▶

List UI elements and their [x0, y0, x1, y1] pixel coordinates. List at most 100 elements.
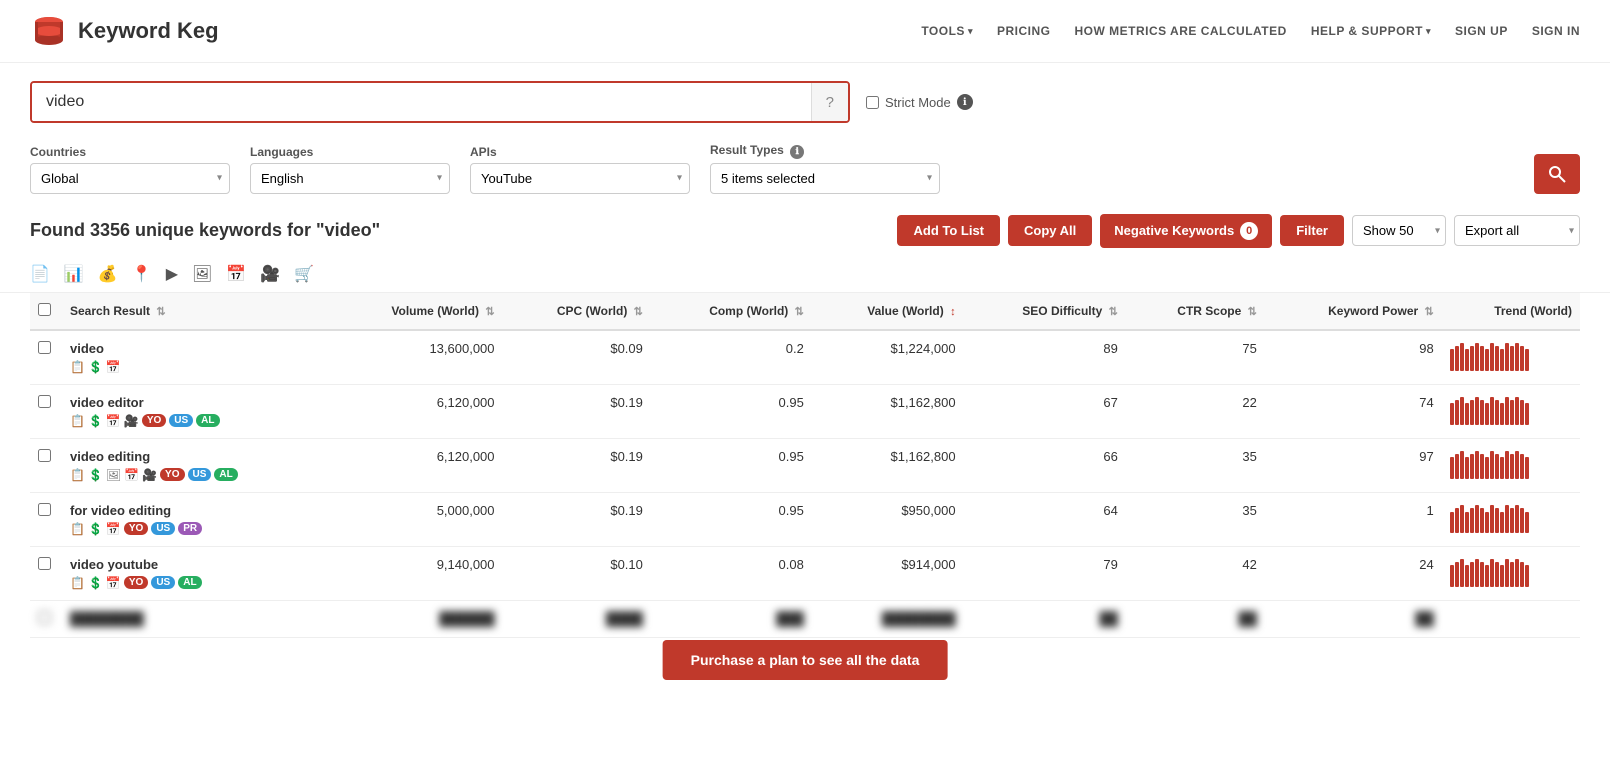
nav-pricing[interactable]: PRICING — [997, 24, 1051, 38]
col-seo: SEO Difficulty ⇅ — [964, 293, 1126, 330]
sort-cpc-icon[interactable]: ⇅ — [634, 306, 643, 318]
cell-value: 35 — [1126, 438, 1265, 492]
tag-calendar-icon[interactable]: 📅 — [106, 576, 121, 590]
badge-al: AL — [214, 468, 237, 481]
countries-label: Countries — [30, 145, 230, 159]
tag-dollar-icon[interactable]: 💲 — [88, 522, 103, 536]
nav-tools[interactable]: TOOLS ▾ — [921, 24, 973, 38]
toolbar-calendar-icon[interactable]: 📅 — [226, 264, 246, 284]
tag-copy-icon[interactable]: 📋 — [70, 468, 85, 482]
tag-video-icon[interactable]: 🎥 — [142, 468, 157, 482]
row-checkbox[interactable] — [38, 395, 51, 408]
search-box: ? — [30, 81, 850, 123]
toolbar-pin-icon[interactable]: 📍 — [132, 264, 152, 284]
search-help-button[interactable]: ? — [811, 83, 848, 121]
table-row: video youtube📋💲📅YOUSAL9,140,000$0.100.08… — [30, 546, 1580, 600]
strict-mode-info-icon[interactable]: ℹ — [957, 94, 973, 110]
nav-signup[interactable]: SIGN UP — [1455, 24, 1508, 38]
tag-dollar-icon[interactable]: 💲 — [88, 468, 103, 482]
toolbar-chart-icon[interactable]: 📊 — [64, 264, 84, 284]
tag-calendar-icon[interactable]: 📅 — [124, 468, 139, 482]
nav-signin[interactable]: SIGN IN — [1532, 24, 1580, 38]
trend-cell — [1442, 438, 1580, 492]
filter-button[interactable]: Filter — [1280, 215, 1344, 246]
search-area: ? Strict Mode ℹ — [0, 63, 1610, 133]
row-checkbox[interactable] — [38, 503, 51, 516]
tag-copy-icon[interactable]: 📋 — [70, 522, 85, 536]
tag-dollar-icon[interactable]: 💲 — [88, 360, 103, 374]
results-actions: Add To List Copy All Negative Keywords 0… — [897, 214, 1580, 248]
toolbar-play-icon[interactable]: ▶ — [166, 264, 178, 284]
tag-dollar-icon[interactable]: 💲 — [88, 414, 103, 428]
tag-dollar-icon[interactable]: 💲 — [88, 576, 103, 590]
export-select[interactable]: Export all Export selected — [1454, 215, 1580, 246]
result-types-label: Result Types ℹ — [710, 143, 940, 159]
tag-image-icon[interactable]: 🖼 — [106, 468, 121, 482]
result-types-info-icon[interactable]: ℹ — [790, 145, 804, 159]
cell-value: 0.08 — [651, 546, 812, 600]
nav-how-metrics[interactable]: HOW METRICS ARE CALCULATED — [1074, 24, 1286, 38]
nav-help[interactable]: HELP & SUPPORT ▾ — [1311, 24, 1431, 38]
tag-copy-icon[interactable]: 📋 — [70, 414, 85, 428]
cell-value: 98 — [1265, 330, 1442, 385]
tag-video-icon[interactable]: 🎥 — [124, 414, 139, 428]
toolbar-money-icon[interactable]: 💰 — [98, 264, 118, 284]
result-types-select[interactable]: 5 items selected All Questions — [710, 163, 940, 194]
search-input[interactable] — [32, 83, 811, 121]
cell-value: 42 — [1126, 546, 1265, 600]
badge-pr: PR — [178, 522, 202, 535]
select-all-checkbox[interactable] — [38, 303, 51, 316]
cell-value: 0.95 — [651, 438, 812, 492]
tools-chevron: ▾ — [968, 26, 973, 37]
cell-value: $1,162,800 — [812, 438, 964, 492]
purchase-plan-button[interactable]: Purchase a plan to see all the data — [663, 640, 948, 680]
tag-calendar-icon[interactable]: 📅 — [106, 414, 121, 428]
tag-calendar-icon[interactable]: 📅 — [106, 360, 121, 374]
tag-copy-icon[interactable]: 📋 — [70, 576, 85, 590]
add-to-list-button[interactable]: Add To List — [897, 215, 1000, 246]
cell-value: 22 — [1126, 384, 1265, 438]
cell-value: $914,000 — [812, 546, 964, 600]
strict-mode-label[interactable]: Strict Mode — [885, 95, 951, 110]
cell-value: $0.19 — [503, 384, 651, 438]
sort-volume-icon[interactable]: ⇅ — [485, 306, 494, 318]
show-select[interactable]: Show 50 Show 100 Show 200 — [1352, 215, 1446, 246]
countries-select[interactable]: Global United States United Kingdom Cana… — [30, 163, 230, 194]
tag-copy-icon[interactable]: 📋 — [70, 360, 85, 374]
negative-keywords-button[interactable]: Negative Keywords 0 — [1100, 214, 1272, 248]
sort-value-icon[interactable]: ↕ — [950, 306, 956, 318]
toolbar-cart-icon[interactable]: 🛒 — [294, 264, 314, 284]
cell-value: 1 — [1265, 492, 1442, 546]
toolbar-video-icon[interactable]: 🎥 — [260, 264, 280, 284]
brand-logo[interactable]: Keyword Keg — [30, 12, 219, 50]
strict-mode-checkbox[interactable] — [866, 96, 879, 109]
languages-select[interactable]: English Spanish French German — [250, 163, 450, 194]
badge-yo: YO — [142, 414, 166, 427]
sort-seo-icon[interactable]: ⇅ — [1109, 306, 1118, 318]
nav-links: TOOLS ▾ PRICING HOW METRICS ARE CALCULAT… — [921, 24, 1580, 38]
badge-al: AL — [178, 576, 201, 589]
sort-search-icon[interactable]: ⇅ — [156, 306, 165, 318]
table-row: video editor📋💲📅🎥YOUSAL6,120,000$0.190.95… — [30, 384, 1580, 438]
table-row: video editing📋💲🖼📅🎥YOUSAL6,120,000$0.190.… — [30, 438, 1580, 492]
row-checkbox[interactable] — [38, 341, 51, 354]
row-checkbox[interactable] — [38, 449, 51, 462]
logo-icon — [30, 12, 68, 50]
cell-value: 0.95 — [651, 492, 812, 546]
row-checkbox[interactable] — [38, 557, 51, 570]
sort-power-icon[interactable]: ⇅ — [1425, 306, 1434, 318]
filter-languages: Languages English Spanish French German … — [250, 145, 450, 194]
search-submit-button[interactable] — [1534, 154, 1580, 194]
sort-comp-icon[interactable]: ⇅ — [795, 306, 804, 318]
toolbar-image-icon[interactable]: 🖼 — [192, 264, 212, 284]
sort-ctr-icon[interactable]: ⇅ — [1248, 306, 1257, 318]
table-row: video📋💲📅13,600,000$0.090.2$1,224,0008975… — [30, 330, 1580, 385]
copy-all-button[interactable]: Copy All — [1008, 215, 1092, 246]
badge-yo: YO — [124, 576, 148, 589]
tag-calendar-icon[interactable]: 📅 — [106, 522, 121, 536]
apis-select-wrapper: YouTube Google Bing Amazon ▾ — [470, 163, 690, 194]
apis-select[interactable]: YouTube Google Bing Amazon — [470, 163, 690, 194]
toolbar-document-icon[interactable]: 📄 — [30, 264, 50, 284]
icon-toolbar: 📄 📊 💰 📍 ▶ 🖼 📅 🎥 🛒 — [0, 258, 1610, 293]
cell-value: $1,162,800 — [812, 384, 964, 438]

◀

BRIEF -
Render the items from the line with "nav-pricing[interactable]: PRICING —" up to and including the line with "search-help-button[interactable]: ? —" as a Markdown table with columns Nr and Line, one row per line, skipping any blank lines.

THE COMPLETED TASK -
| Nr | Line |
|---|---|
| 1 | nav-pricing[interactable]: PRICING — [997, 24, 1051, 38] |
| 2 | col-seo: SEO Difficulty ⇅ — [964, 293, 1126, 330] |
| 3 | sort-cpc-icon[interactable]: ⇅ — [634, 306, 643, 318] |
| 4 | cell-value: 35 — [1126, 438, 1265, 492] |
| 5 | tag-calendar-icon[interactable]: 📅 — [106, 576, 121, 590] |
| 6 | badge-al: AL — [214, 468, 237, 481] |
| 7 | countries-label: Countries — [30, 145, 230, 159] |
| 8 | tag-dollar-icon[interactable]: 💲 — [88, 522, 103, 536] |
| 9 | nav-tools[interactable]: TOOLS ▾ — [921, 24, 973, 38] |
| 10 | toolbar-calendar-icon[interactable]: 📅 — [226, 264, 246, 284] |
| 11 | tag-copy-icon[interactable]: 📋 — [70, 468, 85, 482] |
| 12 | tag-video-icon[interactable]: 🎥 — [142, 468, 157, 482] |
| 13 | row-checkbox[interactable] — [38, 395, 51, 408] |
| 14 | search-box: ? — [30, 81, 850, 123] |
| 15 | toolbar-pin-icon[interactable]: 📍 — [132, 264, 152, 284] |
| 16 | search-help-button[interactable]: ? — [811, 83, 848, 121] |